STATED PROBLEM
Copy every line of the following data that includes the string "world".

* BEGIN STORED DATA *

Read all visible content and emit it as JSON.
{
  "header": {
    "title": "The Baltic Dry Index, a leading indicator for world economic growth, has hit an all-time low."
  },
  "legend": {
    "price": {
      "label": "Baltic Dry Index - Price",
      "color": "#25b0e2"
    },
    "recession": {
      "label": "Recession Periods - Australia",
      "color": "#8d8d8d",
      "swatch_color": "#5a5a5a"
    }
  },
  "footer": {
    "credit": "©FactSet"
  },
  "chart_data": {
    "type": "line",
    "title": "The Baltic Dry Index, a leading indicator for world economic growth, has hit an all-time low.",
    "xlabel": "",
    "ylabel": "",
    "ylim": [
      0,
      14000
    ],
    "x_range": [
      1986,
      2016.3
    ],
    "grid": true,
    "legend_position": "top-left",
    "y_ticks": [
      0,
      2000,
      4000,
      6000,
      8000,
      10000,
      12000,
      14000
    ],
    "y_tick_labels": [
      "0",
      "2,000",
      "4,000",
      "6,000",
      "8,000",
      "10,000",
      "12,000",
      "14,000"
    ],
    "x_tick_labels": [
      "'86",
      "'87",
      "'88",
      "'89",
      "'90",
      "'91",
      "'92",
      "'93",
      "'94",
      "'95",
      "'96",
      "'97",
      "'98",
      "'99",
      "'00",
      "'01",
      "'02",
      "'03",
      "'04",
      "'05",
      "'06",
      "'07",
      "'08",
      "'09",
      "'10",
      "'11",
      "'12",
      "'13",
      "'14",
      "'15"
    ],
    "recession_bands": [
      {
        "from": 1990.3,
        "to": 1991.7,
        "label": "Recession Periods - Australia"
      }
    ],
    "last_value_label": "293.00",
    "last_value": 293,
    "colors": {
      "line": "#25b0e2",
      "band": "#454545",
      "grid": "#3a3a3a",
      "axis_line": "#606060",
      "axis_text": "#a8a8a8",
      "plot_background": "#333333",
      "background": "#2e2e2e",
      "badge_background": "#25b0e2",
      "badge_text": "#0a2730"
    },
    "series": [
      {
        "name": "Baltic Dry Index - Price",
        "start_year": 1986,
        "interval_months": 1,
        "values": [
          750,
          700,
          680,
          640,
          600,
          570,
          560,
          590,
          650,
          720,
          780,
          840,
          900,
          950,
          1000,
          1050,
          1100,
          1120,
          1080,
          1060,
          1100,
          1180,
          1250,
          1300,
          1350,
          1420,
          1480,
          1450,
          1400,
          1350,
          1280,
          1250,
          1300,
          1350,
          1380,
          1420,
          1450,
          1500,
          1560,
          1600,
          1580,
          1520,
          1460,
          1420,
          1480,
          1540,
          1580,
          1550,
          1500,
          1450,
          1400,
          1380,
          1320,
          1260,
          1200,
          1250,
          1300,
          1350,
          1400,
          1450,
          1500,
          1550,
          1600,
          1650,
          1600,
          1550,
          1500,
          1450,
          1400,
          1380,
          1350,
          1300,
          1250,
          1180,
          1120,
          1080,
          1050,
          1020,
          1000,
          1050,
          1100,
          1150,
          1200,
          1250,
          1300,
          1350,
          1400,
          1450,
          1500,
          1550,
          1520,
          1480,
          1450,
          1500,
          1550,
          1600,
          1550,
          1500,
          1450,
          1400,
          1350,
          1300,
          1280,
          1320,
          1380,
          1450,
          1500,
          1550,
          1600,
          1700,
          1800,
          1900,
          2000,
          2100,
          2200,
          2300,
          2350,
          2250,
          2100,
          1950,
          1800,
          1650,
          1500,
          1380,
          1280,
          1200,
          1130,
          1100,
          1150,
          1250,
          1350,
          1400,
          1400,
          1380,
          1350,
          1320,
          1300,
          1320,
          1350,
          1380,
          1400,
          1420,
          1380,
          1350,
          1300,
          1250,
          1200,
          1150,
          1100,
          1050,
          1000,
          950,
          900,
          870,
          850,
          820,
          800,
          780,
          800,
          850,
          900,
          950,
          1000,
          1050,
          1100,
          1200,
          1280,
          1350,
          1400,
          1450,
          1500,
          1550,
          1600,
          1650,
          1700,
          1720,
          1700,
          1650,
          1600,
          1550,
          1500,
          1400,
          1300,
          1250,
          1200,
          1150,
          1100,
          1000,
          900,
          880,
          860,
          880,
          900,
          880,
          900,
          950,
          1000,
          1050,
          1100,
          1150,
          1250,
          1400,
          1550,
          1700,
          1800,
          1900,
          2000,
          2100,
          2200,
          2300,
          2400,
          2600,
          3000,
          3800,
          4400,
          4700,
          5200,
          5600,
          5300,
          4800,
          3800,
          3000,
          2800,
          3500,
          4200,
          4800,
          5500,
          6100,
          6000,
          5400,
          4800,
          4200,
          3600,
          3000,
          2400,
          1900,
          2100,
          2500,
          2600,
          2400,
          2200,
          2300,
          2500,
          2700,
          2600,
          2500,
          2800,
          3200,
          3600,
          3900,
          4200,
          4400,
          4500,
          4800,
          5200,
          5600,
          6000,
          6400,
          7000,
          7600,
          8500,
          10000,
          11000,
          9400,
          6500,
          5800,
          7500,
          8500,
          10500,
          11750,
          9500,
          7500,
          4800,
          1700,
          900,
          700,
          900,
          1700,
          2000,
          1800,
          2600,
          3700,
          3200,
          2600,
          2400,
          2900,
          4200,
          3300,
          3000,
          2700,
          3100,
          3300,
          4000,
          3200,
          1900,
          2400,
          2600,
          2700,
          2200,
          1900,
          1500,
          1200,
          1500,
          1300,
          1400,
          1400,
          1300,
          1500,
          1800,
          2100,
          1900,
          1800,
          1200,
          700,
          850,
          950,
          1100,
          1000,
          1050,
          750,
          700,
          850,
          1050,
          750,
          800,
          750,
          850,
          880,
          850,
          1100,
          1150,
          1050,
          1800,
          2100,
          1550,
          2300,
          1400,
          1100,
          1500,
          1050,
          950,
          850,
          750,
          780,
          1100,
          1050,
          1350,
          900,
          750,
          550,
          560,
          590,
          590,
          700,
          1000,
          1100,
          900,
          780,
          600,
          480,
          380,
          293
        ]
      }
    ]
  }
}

* END STORED DATA *

RESPONSE TO THIS EXERCISE
    "title": "The Baltic Dry Index, a leading indicator for world economic growth, has hit an all-time low."
    "title": "The Baltic Dry Index, a leading indicator for world economic growth, has hit an all-time low.",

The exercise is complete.